Dataset extract -

--- Start ---

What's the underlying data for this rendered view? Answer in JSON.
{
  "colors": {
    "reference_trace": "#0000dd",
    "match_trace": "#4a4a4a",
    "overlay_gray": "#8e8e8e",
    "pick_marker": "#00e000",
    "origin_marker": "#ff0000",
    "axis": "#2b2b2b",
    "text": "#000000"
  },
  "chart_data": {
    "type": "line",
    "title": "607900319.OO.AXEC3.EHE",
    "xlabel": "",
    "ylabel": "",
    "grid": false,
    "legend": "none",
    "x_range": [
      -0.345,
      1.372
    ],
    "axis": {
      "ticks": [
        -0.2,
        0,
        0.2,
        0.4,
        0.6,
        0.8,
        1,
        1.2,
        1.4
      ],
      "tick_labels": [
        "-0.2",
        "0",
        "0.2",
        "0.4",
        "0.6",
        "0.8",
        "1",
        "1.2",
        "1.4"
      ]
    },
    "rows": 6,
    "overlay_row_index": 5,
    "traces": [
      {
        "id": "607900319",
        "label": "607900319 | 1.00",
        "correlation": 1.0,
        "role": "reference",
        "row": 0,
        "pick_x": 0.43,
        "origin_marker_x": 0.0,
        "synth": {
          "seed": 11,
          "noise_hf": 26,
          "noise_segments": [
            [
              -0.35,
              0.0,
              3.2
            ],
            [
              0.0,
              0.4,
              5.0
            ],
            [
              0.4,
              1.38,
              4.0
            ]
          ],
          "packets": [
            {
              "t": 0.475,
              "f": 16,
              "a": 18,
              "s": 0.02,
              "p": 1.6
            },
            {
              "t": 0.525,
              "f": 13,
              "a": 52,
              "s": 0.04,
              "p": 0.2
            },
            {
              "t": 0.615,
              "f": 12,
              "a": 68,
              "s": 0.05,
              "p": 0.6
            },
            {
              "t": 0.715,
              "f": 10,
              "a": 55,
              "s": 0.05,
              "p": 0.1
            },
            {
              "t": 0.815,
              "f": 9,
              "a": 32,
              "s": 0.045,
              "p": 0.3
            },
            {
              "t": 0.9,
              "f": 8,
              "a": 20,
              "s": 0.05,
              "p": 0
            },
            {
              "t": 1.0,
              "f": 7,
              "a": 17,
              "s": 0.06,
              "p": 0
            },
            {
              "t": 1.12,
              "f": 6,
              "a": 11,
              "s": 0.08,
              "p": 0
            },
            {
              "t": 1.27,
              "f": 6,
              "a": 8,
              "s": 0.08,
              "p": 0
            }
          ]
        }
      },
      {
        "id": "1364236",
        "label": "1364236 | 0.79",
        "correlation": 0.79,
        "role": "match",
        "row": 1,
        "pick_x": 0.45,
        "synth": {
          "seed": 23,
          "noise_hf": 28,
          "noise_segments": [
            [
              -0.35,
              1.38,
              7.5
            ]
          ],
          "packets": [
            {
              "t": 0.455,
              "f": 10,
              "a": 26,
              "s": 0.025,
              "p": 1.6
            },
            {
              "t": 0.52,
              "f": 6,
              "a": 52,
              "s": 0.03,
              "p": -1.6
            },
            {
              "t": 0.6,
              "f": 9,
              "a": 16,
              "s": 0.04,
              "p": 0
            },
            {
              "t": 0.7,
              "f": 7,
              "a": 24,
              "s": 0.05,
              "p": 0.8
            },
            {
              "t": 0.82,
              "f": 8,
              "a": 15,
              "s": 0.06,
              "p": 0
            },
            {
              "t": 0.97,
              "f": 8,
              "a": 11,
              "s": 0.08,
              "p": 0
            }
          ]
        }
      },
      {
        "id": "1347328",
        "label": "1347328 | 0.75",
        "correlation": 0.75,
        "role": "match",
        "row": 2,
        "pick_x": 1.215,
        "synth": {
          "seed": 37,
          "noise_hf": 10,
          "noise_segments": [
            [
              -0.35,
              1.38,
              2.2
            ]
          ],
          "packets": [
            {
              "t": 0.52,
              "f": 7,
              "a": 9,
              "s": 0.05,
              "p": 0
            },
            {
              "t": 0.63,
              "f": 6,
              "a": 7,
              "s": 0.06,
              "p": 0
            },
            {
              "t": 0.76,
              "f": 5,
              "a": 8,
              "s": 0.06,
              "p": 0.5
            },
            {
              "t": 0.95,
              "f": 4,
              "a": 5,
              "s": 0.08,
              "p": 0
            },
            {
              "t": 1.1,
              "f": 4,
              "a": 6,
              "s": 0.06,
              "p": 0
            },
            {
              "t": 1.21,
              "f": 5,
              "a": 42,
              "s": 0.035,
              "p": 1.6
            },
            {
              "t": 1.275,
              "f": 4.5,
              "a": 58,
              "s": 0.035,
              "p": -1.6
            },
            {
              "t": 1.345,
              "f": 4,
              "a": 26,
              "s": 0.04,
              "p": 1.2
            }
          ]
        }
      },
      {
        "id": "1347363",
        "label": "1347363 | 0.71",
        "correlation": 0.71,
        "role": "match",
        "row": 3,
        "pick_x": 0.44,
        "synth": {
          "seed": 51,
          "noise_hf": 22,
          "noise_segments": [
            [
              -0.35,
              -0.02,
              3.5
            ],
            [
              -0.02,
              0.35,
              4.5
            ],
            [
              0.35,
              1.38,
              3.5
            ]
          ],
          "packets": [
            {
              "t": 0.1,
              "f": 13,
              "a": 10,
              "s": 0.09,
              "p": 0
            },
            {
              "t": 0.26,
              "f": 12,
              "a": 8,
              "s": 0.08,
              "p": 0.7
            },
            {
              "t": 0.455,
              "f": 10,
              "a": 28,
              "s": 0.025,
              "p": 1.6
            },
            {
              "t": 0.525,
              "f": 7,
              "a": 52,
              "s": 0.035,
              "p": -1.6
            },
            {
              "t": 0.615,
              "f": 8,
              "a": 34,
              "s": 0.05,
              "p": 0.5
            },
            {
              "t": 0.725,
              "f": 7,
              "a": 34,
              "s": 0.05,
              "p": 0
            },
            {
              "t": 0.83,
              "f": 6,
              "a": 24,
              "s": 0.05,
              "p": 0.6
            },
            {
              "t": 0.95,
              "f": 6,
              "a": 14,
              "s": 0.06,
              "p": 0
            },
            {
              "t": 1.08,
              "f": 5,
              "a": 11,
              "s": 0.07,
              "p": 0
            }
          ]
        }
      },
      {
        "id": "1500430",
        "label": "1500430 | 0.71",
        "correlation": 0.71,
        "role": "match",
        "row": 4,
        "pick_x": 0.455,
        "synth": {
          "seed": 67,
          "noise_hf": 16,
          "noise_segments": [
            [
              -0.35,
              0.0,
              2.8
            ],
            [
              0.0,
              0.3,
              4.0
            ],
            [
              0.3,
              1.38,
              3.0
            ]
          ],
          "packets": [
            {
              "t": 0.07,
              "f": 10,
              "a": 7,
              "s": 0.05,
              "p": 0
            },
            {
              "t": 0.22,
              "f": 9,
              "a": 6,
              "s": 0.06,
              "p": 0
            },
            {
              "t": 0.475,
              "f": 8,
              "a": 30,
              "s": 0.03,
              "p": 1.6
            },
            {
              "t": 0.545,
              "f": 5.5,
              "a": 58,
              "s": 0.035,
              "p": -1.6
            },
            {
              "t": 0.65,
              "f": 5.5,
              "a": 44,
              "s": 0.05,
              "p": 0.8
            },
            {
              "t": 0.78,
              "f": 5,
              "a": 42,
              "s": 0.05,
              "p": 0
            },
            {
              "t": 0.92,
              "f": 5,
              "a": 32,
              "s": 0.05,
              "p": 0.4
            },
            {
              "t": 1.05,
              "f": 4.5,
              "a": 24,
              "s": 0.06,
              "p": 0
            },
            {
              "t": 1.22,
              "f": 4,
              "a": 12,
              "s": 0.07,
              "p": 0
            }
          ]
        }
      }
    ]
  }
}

--- End ---
--- Start ---

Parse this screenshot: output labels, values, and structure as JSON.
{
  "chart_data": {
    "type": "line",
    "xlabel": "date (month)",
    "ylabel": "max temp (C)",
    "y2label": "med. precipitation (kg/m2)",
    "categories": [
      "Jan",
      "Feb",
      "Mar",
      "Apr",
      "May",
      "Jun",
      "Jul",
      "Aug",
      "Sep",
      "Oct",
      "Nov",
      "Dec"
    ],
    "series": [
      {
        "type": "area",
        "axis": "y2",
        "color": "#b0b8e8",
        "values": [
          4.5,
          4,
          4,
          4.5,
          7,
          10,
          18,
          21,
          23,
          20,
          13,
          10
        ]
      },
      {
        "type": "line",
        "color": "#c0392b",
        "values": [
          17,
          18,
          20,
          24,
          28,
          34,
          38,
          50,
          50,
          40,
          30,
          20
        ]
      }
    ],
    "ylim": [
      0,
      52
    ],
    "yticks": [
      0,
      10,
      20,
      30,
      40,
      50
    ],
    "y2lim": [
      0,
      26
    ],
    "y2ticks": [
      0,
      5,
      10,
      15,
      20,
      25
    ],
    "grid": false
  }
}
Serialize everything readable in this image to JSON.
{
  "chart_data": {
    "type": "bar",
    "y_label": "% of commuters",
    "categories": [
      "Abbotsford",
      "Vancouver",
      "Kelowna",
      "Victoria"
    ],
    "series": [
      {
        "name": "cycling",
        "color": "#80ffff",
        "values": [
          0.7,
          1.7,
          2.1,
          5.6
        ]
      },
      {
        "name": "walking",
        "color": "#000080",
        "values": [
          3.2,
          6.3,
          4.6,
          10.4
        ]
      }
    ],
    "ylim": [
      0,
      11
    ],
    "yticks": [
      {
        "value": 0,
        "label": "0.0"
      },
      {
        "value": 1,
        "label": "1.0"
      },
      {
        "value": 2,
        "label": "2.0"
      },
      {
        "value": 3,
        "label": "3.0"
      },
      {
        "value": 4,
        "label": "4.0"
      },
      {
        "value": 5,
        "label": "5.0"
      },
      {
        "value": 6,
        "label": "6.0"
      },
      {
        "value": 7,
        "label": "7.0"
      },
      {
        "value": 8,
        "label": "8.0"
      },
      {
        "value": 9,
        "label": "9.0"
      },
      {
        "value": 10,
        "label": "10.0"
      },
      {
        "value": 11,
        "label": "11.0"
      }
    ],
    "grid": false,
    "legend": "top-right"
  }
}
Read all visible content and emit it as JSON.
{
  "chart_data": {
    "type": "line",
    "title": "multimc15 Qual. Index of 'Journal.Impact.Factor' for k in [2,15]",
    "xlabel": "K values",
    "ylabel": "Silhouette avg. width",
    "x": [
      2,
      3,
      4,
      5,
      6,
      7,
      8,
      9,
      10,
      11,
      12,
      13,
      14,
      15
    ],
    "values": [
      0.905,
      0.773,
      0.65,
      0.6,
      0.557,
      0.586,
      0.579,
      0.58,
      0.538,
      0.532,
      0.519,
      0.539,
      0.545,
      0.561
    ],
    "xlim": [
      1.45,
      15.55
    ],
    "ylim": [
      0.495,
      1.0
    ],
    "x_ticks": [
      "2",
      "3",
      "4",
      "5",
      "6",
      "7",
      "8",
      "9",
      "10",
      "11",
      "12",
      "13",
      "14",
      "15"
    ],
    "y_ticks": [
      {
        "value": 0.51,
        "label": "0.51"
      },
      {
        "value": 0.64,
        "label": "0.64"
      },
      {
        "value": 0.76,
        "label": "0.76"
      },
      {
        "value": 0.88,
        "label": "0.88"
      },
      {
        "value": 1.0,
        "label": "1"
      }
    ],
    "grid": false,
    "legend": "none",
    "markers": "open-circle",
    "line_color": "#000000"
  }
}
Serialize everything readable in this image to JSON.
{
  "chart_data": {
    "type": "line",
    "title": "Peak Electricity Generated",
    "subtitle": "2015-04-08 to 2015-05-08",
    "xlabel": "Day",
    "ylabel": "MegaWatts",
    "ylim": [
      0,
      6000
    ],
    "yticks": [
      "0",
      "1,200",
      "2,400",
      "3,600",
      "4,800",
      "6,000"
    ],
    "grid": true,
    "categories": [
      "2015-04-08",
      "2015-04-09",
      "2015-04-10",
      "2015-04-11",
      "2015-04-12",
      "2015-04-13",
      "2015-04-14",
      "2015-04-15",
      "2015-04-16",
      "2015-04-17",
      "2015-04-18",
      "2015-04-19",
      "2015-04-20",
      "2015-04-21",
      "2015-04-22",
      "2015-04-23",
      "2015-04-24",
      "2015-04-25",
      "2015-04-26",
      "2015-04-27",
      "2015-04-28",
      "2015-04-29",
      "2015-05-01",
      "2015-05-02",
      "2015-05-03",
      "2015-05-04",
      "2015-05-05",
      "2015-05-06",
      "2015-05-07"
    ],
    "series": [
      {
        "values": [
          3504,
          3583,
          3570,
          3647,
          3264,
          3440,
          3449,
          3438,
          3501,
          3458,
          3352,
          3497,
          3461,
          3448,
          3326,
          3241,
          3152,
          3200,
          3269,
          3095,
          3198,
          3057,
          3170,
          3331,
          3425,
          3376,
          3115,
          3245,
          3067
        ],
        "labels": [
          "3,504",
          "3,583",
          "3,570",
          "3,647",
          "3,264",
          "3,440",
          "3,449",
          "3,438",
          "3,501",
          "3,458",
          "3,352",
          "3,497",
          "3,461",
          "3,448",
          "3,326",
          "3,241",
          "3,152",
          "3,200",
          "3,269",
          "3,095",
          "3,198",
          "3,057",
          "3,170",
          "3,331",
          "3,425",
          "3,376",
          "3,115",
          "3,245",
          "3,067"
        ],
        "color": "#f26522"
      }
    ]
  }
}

--- End ---
--- Start ---

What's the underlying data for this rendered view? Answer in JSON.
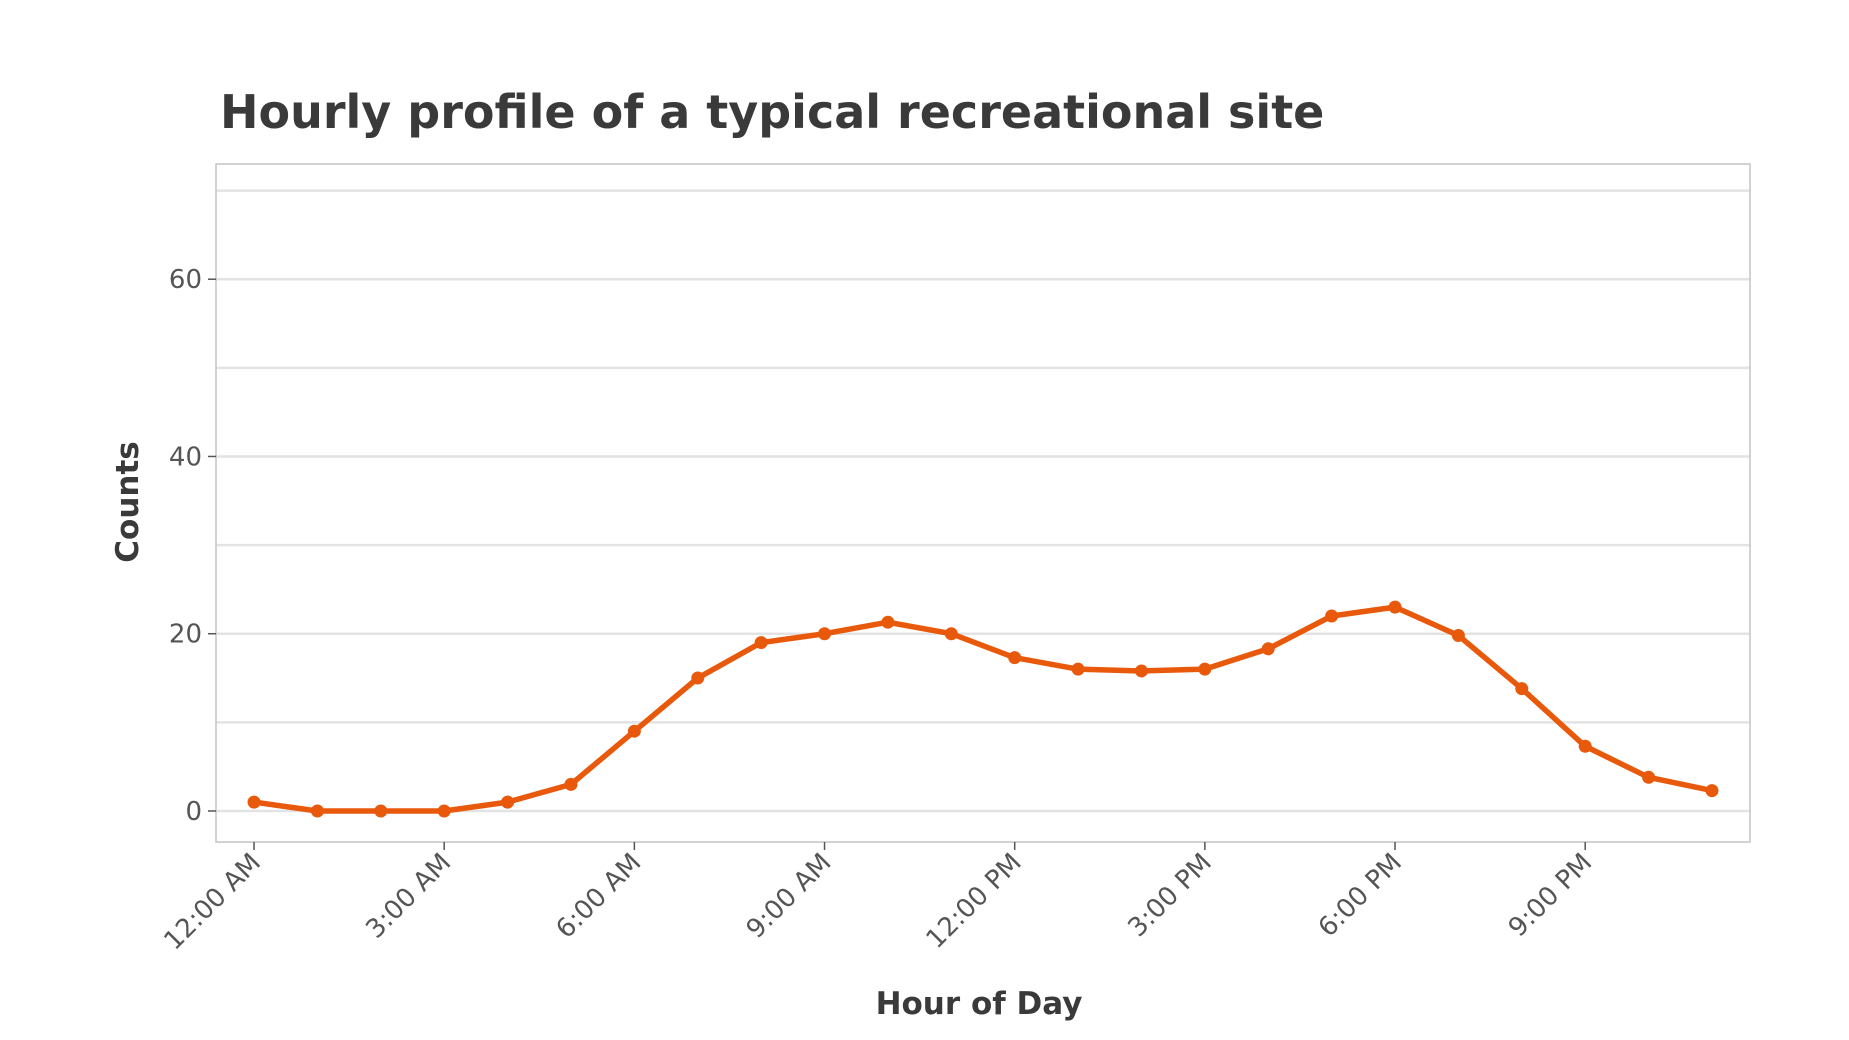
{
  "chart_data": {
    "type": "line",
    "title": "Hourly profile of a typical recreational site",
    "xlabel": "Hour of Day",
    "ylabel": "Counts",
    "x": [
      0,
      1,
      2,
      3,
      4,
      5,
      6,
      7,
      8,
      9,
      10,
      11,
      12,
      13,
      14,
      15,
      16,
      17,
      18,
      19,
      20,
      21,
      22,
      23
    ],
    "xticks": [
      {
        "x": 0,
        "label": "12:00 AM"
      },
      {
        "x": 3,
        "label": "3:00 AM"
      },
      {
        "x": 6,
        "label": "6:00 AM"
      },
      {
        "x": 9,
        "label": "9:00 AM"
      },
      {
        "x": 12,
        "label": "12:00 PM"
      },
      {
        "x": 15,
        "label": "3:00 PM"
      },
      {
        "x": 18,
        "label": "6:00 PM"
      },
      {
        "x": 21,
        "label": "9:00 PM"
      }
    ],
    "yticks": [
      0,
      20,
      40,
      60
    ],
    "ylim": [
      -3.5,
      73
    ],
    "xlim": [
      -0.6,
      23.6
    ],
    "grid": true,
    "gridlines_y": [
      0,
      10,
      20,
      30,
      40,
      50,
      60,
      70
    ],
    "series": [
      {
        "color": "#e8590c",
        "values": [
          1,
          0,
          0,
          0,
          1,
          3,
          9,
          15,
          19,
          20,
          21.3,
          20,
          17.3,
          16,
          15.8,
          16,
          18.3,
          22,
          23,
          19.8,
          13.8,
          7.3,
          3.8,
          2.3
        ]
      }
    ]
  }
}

--- End ---

What to work on -
Pick out all lines containing the string "ylabel".

Result below -
    "ylabel": "",
    "ylabel": "max temp (C)",
    "ylabel": "Silhouette avg. width",
    "ylabel": "MegaWatts",
    "ylabel": "Counts",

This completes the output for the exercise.